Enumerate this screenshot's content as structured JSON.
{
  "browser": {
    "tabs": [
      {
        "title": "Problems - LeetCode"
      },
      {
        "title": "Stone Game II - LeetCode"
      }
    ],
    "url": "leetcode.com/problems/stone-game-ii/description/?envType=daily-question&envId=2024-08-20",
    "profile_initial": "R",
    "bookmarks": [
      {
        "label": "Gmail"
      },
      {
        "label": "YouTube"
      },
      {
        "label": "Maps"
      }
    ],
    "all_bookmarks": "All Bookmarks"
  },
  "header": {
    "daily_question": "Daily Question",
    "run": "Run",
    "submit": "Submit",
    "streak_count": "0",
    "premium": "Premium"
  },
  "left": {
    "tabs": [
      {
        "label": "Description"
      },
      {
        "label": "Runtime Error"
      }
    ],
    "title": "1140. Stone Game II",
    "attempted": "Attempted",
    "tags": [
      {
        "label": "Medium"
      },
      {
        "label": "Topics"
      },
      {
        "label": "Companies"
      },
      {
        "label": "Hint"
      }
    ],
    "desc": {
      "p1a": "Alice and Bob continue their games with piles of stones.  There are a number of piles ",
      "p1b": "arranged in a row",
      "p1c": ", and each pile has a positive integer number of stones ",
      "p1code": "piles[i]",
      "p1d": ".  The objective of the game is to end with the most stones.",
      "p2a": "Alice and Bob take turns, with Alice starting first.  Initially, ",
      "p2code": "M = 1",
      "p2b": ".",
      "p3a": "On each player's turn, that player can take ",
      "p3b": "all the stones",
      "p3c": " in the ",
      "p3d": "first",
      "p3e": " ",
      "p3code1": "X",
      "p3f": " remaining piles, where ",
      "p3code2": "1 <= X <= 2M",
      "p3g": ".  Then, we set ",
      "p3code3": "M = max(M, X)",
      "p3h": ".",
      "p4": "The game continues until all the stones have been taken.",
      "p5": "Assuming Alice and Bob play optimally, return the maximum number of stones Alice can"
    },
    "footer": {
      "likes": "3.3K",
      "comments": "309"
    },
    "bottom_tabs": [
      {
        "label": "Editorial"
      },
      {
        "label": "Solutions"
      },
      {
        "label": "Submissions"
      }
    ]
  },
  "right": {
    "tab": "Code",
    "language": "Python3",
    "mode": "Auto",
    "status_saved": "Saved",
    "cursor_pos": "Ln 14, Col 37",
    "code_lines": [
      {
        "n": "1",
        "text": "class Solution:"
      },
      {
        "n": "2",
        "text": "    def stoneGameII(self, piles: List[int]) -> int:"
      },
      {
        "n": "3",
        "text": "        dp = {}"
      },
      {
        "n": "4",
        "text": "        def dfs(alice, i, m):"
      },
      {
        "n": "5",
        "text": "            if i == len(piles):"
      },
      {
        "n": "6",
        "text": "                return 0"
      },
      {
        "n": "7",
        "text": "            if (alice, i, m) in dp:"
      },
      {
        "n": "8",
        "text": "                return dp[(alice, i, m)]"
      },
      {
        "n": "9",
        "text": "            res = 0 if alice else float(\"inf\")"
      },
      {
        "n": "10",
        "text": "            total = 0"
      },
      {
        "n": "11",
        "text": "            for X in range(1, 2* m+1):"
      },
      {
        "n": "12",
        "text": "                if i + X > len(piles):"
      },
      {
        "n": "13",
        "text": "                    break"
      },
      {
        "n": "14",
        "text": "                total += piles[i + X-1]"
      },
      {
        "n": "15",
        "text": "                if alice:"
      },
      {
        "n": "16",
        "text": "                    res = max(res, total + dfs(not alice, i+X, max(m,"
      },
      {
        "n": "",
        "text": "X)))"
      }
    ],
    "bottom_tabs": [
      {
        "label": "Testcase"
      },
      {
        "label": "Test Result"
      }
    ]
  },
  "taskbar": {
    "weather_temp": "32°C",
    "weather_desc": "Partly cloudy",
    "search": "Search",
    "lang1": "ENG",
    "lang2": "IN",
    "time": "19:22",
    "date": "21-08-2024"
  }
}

========================

What needs to be done:
Check each line of the entries above, and show every one holding the word "first".

Answer to the task:
      "p2a": "Alice and Bob take turns, with Alice starting first.  Initially, ",
      "p3d": "first",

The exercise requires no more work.